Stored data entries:
============================================================
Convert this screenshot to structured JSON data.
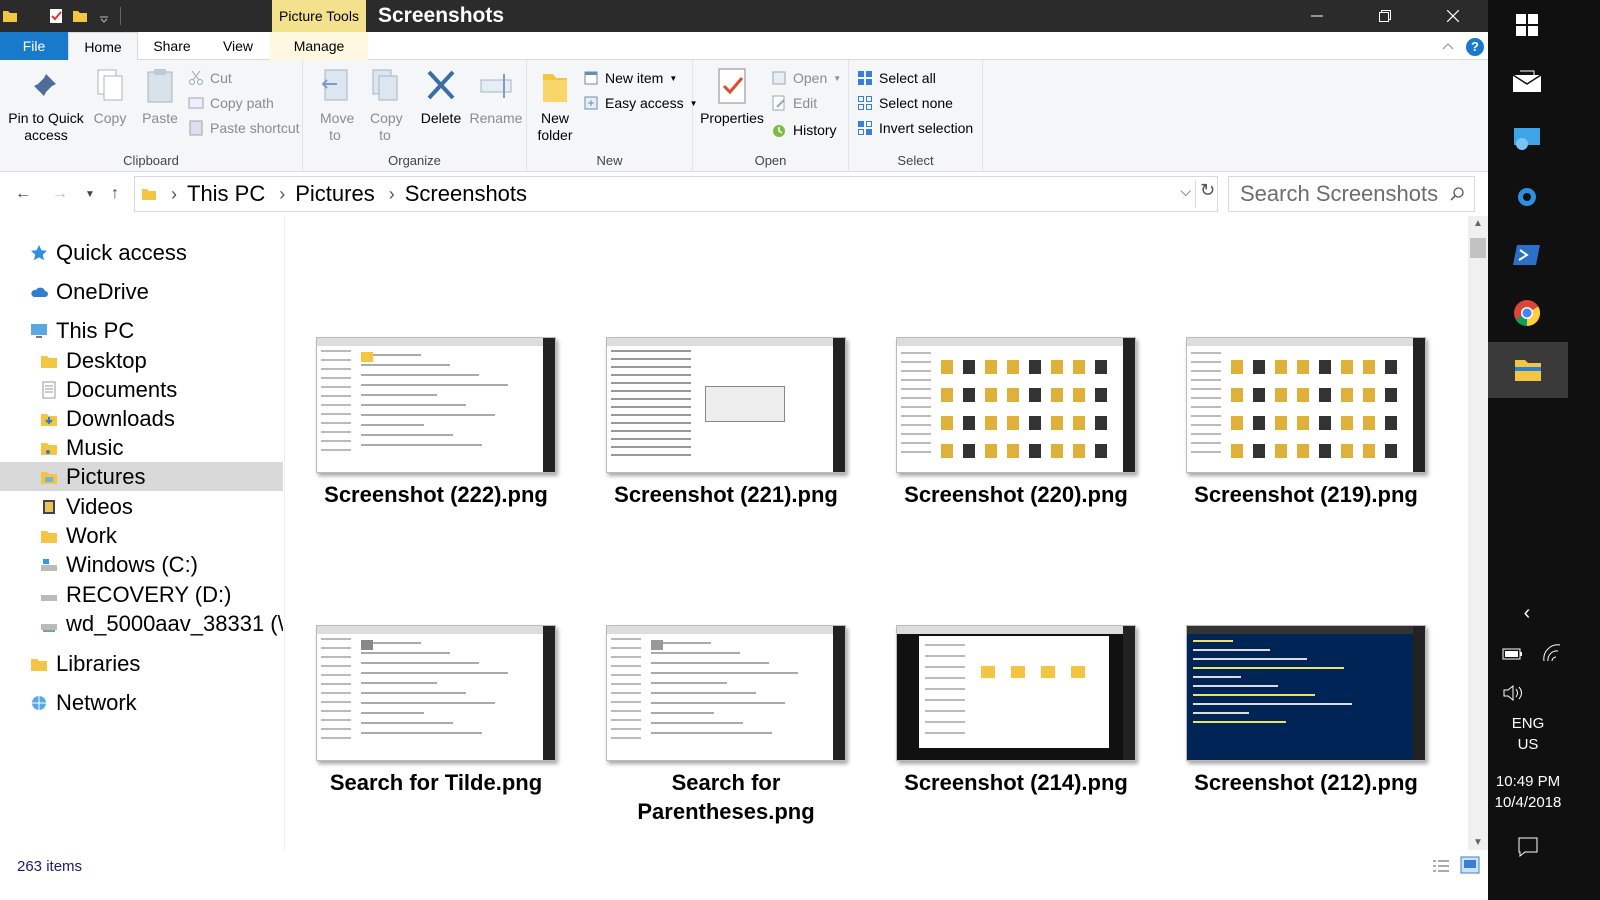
{
  "window": {
    "title": "Screenshots",
    "context_tab": "Picture Tools"
  },
  "ribbon_tabs": [
    "File",
    "Home",
    "Share",
    "View",
    "Manage"
  ],
  "ribbon": {
    "clipboard": {
      "label": "Clipboard",
      "pin": "Pin to Quick access",
      "copy": "Copy",
      "paste": "Paste",
      "cut": "Cut",
      "copy_path": "Copy path",
      "paste_shortcut": "Paste shortcut"
    },
    "organize": {
      "label": "Organize",
      "move_to": "Move to",
      "copy_to": "Copy to",
      "delete": "Delete",
      "rename": "Rename"
    },
    "new": {
      "label": "New",
      "new_folder": "New folder",
      "new_item": "New item",
      "easy_access": "Easy access"
    },
    "open": {
      "label": "Open",
      "properties": "Properties",
      "open": "Open",
      "edit": "Edit",
      "history": "History"
    },
    "select": {
      "label": "Select",
      "select_all": "Select all",
      "select_none": "Select none",
      "invert_selection": "Invert selection"
    }
  },
  "address": {
    "crumbs": [
      "This PC",
      "Pictures",
      "Screenshots"
    ],
    "search_placeholder": "Search Screenshots"
  },
  "nav": {
    "items": [
      {
        "label": "Quick access",
        "icon": "star-icon"
      },
      {
        "label": "OneDrive",
        "icon": "cloud-icon"
      },
      {
        "label": "This PC",
        "icon": "computer-icon"
      },
      {
        "label": "Desktop",
        "icon": "folder-icon"
      },
      {
        "label": "Documents",
        "icon": "documents-icon"
      },
      {
        "label": "Downloads",
        "icon": "download-icon"
      },
      {
        "label": "Music",
        "icon": "music-icon"
      },
      {
        "label": "Pictures",
        "icon": "pictures-icon"
      },
      {
        "label": "Videos",
        "icon": "videos-icon"
      },
      {
        "label": "Work",
        "icon": "folder-icon"
      },
      {
        "label": "Windows (C:)",
        "icon": "drive-icon"
      },
      {
        "label": "RECOVERY (D:)",
        "icon": "drive-icon"
      },
      {
        "label": "wd_5000aav_38331 (\\",
        "icon": "drive-icon"
      },
      {
        "label": "Libraries",
        "icon": "library-icon"
      },
      {
        "label": "Network",
        "icon": "network-icon"
      }
    ]
  },
  "files": [
    {
      "name": "Screenshot (222).png",
      "thumb": "explorer"
    },
    {
      "name": "Screenshot (221).png",
      "thumb": "regedit"
    },
    {
      "name": "Screenshot (220).png",
      "thumb": "explorer-folders"
    },
    {
      "name": "Screenshot (219).png",
      "thumb": "explorer-folders"
    },
    {
      "name": "Search for Tilde.png",
      "thumb": "search"
    },
    {
      "name": "Search for Parentheses.png",
      "thumb": "search-list"
    },
    {
      "name": "Screenshot (214).png",
      "thumb": "dark-explorer"
    },
    {
      "name": "Screenshot (212).png",
      "thumb": "powershell"
    }
  ],
  "status": {
    "item_count": "263 items"
  },
  "taskbar": {
    "language": "ENG",
    "region": "US",
    "time": "10:49 PM",
    "date": "10/4/2018"
  },
  "colors": {
    "file_tab": "#1979ca",
    "picture_tools": "#f3e18e",
    "titlebar": "#2b2b2b",
    "taskbar": "#101010",
    "selection": "#d9d9d9"
  }
}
============================================================
JOB: Return a copy of every line that includes the word "selection".

WRITTEN RESPONSE:
      "invert_selection": "Invert selection"
    "selection": "#d9d9d9"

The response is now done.